Copy the data precisely, keeping every character.

# START OF Material for this task

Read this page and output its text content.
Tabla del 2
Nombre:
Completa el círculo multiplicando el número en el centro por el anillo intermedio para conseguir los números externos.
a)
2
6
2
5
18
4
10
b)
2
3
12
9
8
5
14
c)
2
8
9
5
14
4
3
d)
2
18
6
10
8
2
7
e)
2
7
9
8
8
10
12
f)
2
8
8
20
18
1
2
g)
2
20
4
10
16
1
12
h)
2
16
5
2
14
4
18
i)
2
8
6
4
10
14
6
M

# END OF Material for this task

### Result below
Read this page and output its text content.
Tabla del 2
Nombre:
Completa el círculo multiplicando el número en el centro por el anillo intermedio para conseguir los números externos.
a)
2
6
2
5
18
4
10
b)
2
3
12
9
8
5
14
c)
2
8
9
5
14
4
3
d)
2
18
6
10
8
2
7
e)
2
7
9
8
8
10
12
f)
2
8
8
20
18
1
2
g)
2
20
4
10
16
1
12
h)
2
16
5
2
14
4
18
i)
2
8
6
4
10
14
6
M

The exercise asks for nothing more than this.